* Task to carry out: Copy the data that follows, character for character, minus the pictures.

──────

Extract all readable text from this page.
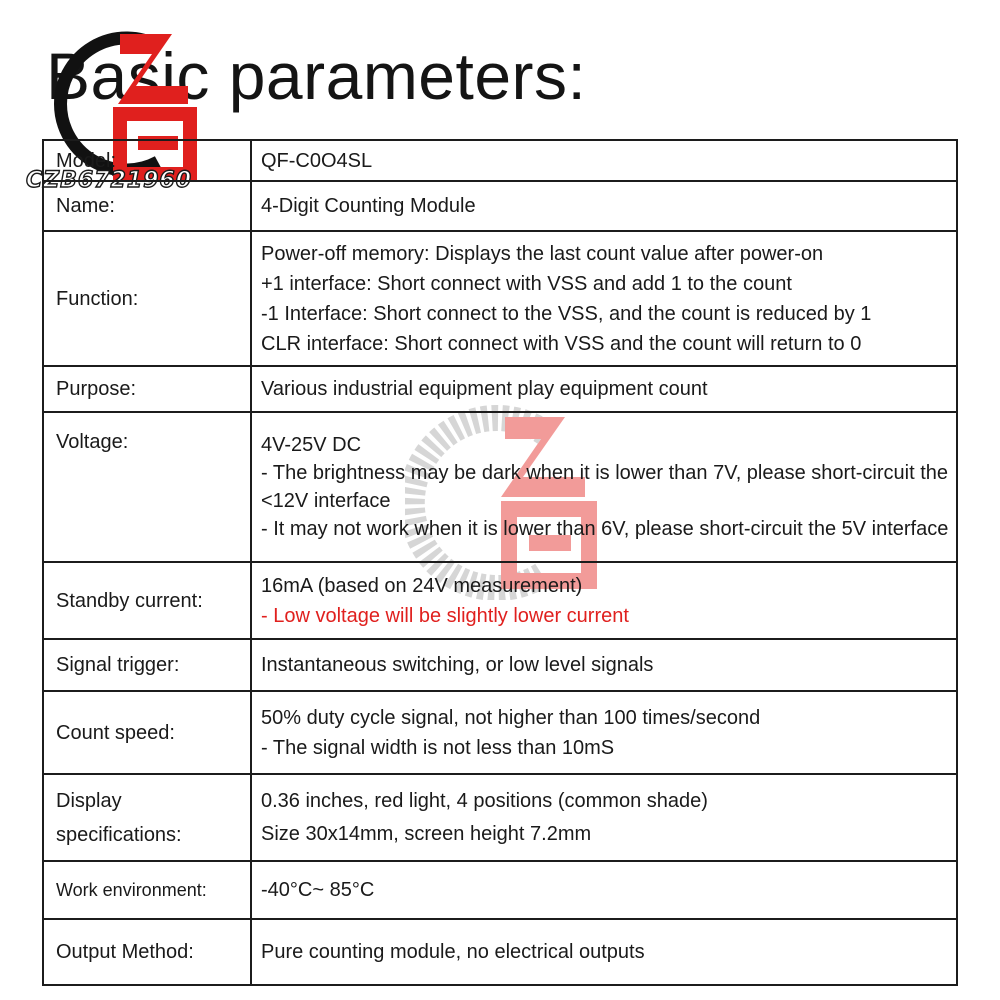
Basic parameters:
CZB6721960
Model:	QF-C0O4SL

Name:	4-Digit Counting Module

Function:	Power-off memory: Displays the last count value after power-on
+1 interface: Short connect with VSS and add 1 to the count
-1 Interface: Short connect to the VSS, and the count is reduced by 1
CLR interface: Short connect with VSS and the count will return to 0

Purpose:	Various industrial equipment play equipment count

Voltage:	4V-25V DC
- The brightness may be dark when it is lower than 7V, please short-circuit the <12V interface
- It may not work when it is lower than 6V, please short-circuit the 5V interface

Standby current:	16mA (based on 24V measurement)
- Low voltage will be slightly lower current

Signal trigger:	Instantaneous switching, or low level signals

Count speed:	50% duty cycle signal, not higher than 100 times/second
- The signal width is not less than 10mS

Display
specifications:	0.36 inches, red light, 4 positions (common shade)
Size 30x14mm, screen height 7.2mm

Work environment:	-40°C~ 85°C

Output Method:	Pure counting module, no electrical outputs
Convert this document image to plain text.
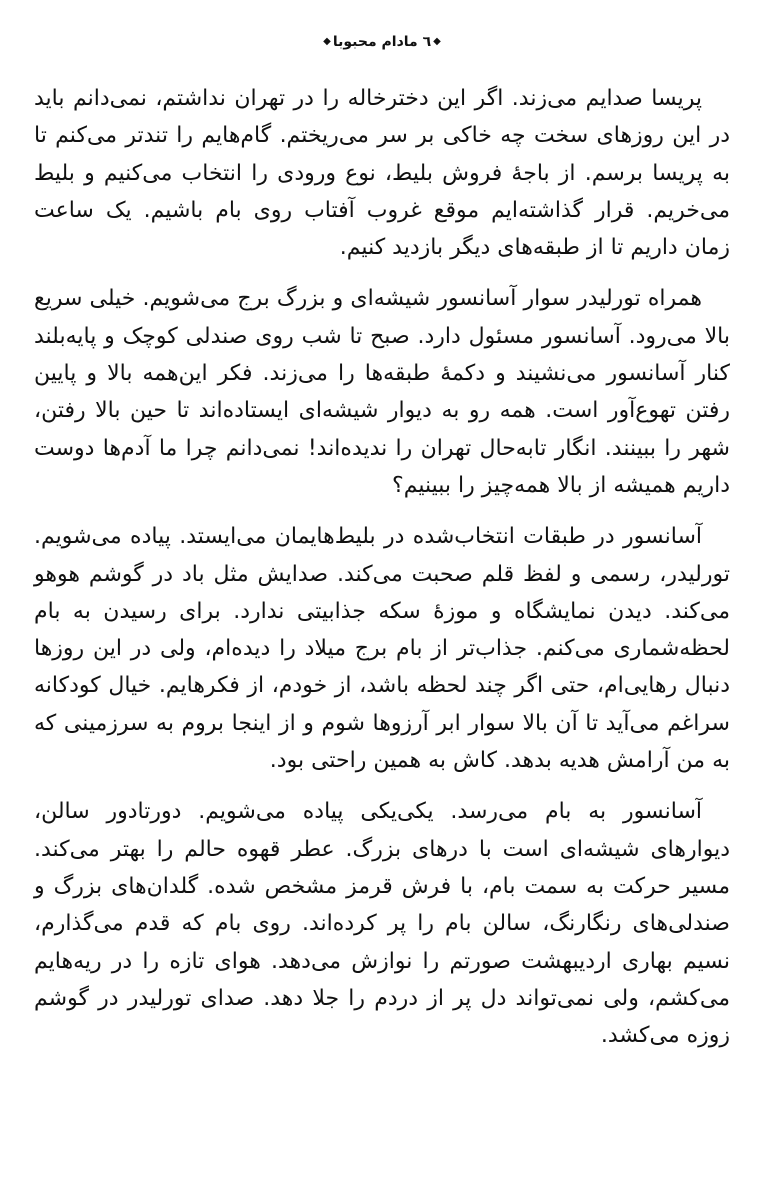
◆٦ مادام محبوبا◆

پریسا صدایم می‌زند. اگر این دخترخاله را در تهران نداشتم، نمی‌دانم باید در این روزهای سخت چه خاکی بر سر می‌ریختم. گام‌هایم را تندتر می‌کنم تا به پریسا برسم. از باجهٔ فروش بلیط، نوع ورودی را انتخاب می‌کنیم و بلیط می‌خریم. قرار گذاشته‌ایم موقع غروب آفتاب روی بام باشیم. یک ساعت زمان داریم تا از طبقه‌های دیگر بازدید کنیم.

همراه تورلیدر سوار آسانسور شیشه‌ای و بزرگ برج می‌شویم. خیلی سریع بالا می‌رود. آسانسور مسئول دارد. صبح تا شب روی صندلی کوچک و پایه‌بلند کنار آسانسور می‌نشیند و دکمهٔ طبقه‌ها را می‌زند. فکر این‌همه بالا و پایین رفتن تهوع‌آور است. همه رو به دیوار شیشه‌ای ایستاده‌اند تا حین بالا رفتن، شهر را ببینند. انگار تابه‌حال تهران را ندیده‌اند! نمی‌دانم چرا ما آدم‌ها دوست داریم همیشه از بالا همه‌چیز را ببینیم؟

آسانسور در طبقات انتخاب‌شده در بلیط‌هایمان می‌ایستد. پیاده می‌شویم. تورلیدر، رسمی و لفظ قلم صحبت می‌کند. صدایش مثل باد در گوشم هوهو می‌کند. دیدن نمایشگاه و موزهٔ سکه جذابیتی ندارد. برای رسیدن به بام لحظه‌شماری می‌کنم. جذاب‌تر از بام برج میلاد را دیده‌ام، ولی در این روزها دنبال رهایی‌ام، حتی اگر چند لحظه باشد، از خودم، از فکرهایم. خیال کودکانه سراغم می‌آید تا آن بالا سوار ابر آرزوها شوم و از اینجا بروم به سرزمینی که به من آرامش هدیه بدهد. کاش به همین راحتی بود.

آسانسور به بام می‌رسد. یکی‌یکی پیاده می‌شویم. دورتادور سالن، دیوارهای شیشه‌ای است با درهای بزرگ. عطر قهوه حالم را بهتر می‌کند. مسیر حرکت به سمت بام، با فرش قرمز مشخص شده. گلدان‌های بزرگ و صندلی‌های رنگارنگ، سالن بام را پر کرده‌اند. روی بام که قدم می‌گذارم، نسیم بهاری اردیبهشت صورتم را نوازش می‌دهد. هوای تازه را در ریه‌هایم می‌کشم، ولی نمی‌تواند دل پر از دردم را جلا دهد. صدای تورلیدر در گوشم زوزه می‌کشد.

──────

* Solved problem:
Extract all readable text from this page.
Basic parameters:
CZB6721960
Model:	QF-C0O4SL

Name:	4-Digit Counting Module

Function:	Power-off memory: Displays the last count value after power-on
+1 interface: Short connect with VSS and add 1 to the count
-1 Interface: Short connect to the VSS, and the count is reduced by 1
CLR interface: Short connect with VSS and the count will return to 0

Purpose:	Various industrial equipment play equipment count

Voltage:	4V-25V DC
- The brightness may be dark when it is lower than 7V, please short-circuit the <12V interface
- It may not work when it is lower than 6V, please short-circuit the 5V interface

Standby current:	16mA (based on 24V measurement)
- Low voltage will be slightly lower current

Signal trigger:	Instantaneous switching, or low level signals

Count speed:	50% duty cycle signal, not higher than 100 times/second
- The signal width is not less than 10mS

Display
specifications:	0.36 inches, red light, 4 positions (common shade)
Size 30x14mm, screen height 7.2mm

Work environment:	-40°C~ 85°C

Output Method:	Pure counting module, no electrical outputs
Convert this document image to plain text.
◆٦ مادام محبوبا◆

پریسا صدایم می‌زند. اگر این دخترخاله را در تهران نداشتم، نمی‌دانم باید در این روزهای سخت چه خاکی بر سر می‌ریختم. گام‌هایم را تندتر می‌کنم تا به پریسا برسم. از باجهٔ فروش بلیط، نوع ورودی را انتخاب می‌کنیم و بلیط می‌خریم. قرار گذاشته‌ایم موقع غروب آفتاب روی بام باشیم. یک ساعت زمان داریم تا از طبقه‌های دیگر بازدید کنیم.

همراه تورلیدر سوار آسانسور شیشه‌ای و بزرگ برج می‌شویم. خیلی سریع بالا می‌رود. آسانسور مسئول دارد. صبح تا شب روی صندلی کوچک و پایه‌بلند کنار آسانسور می‌نشیند و دکمهٔ طبقه‌ها را می‌زند. فکر این‌همه بالا و پایین رفتن تهوع‌آور است. همه رو به دیوار شیشه‌ای ایستاده‌اند تا حین بالا رفتن، شهر را ببینند. انگار تابه‌حال تهران را ندیده‌اند! نمی‌دانم چرا ما آدم‌ها دوست داریم همیشه از بالا همه‌چیز را ببینیم؟

آسانسور در طبقات انتخاب‌شده در بلیط‌هایمان می‌ایستد. پیاده می‌شویم. تورلیدر، رسمی و لفظ قلم صحبت می‌کند. صدایش مثل باد در گوشم هوهو می‌کند. دیدن نمایشگاه و موزهٔ سکه جذابیتی ندارد. برای رسیدن به بام لحظه‌شماری می‌کنم. جذاب‌تر از بام برج میلاد را دیده‌ام، ولی در این روزها دنبال رهایی‌ام، حتی اگر چند لحظه باشد، از خودم، از فکرهایم. خیال کودکانه سراغم می‌آید تا آن بالا سوار ابر آرزوها شوم و از اینجا بروم به سرزمینی که به من آرامش هدیه بدهد. کاش به همین راحتی بود.

آسانسور به بام می‌رسد. یکی‌یکی پیاده می‌شویم. دورتادور سالن، دیوارهای شیشه‌ای است با درهای بزرگ. عطر قهوه حالم را بهتر می‌کند. مسیر حرکت به سمت بام، با فرش قرمز مشخص شده. گلدان‌های بزرگ و صندلی‌های رنگارنگ، سالن بام را پر کرده‌اند. روی بام که قدم می‌گذارم، نسیم بهاری اردیبهشت صورتم را نوازش می‌دهد. هوای تازه را در ریه‌هایم می‌کشم، ولی نمی‌تواند دل پر از دردم را جلا دهد. صدای تورلیدر در گوشم زوزه می‌کشد.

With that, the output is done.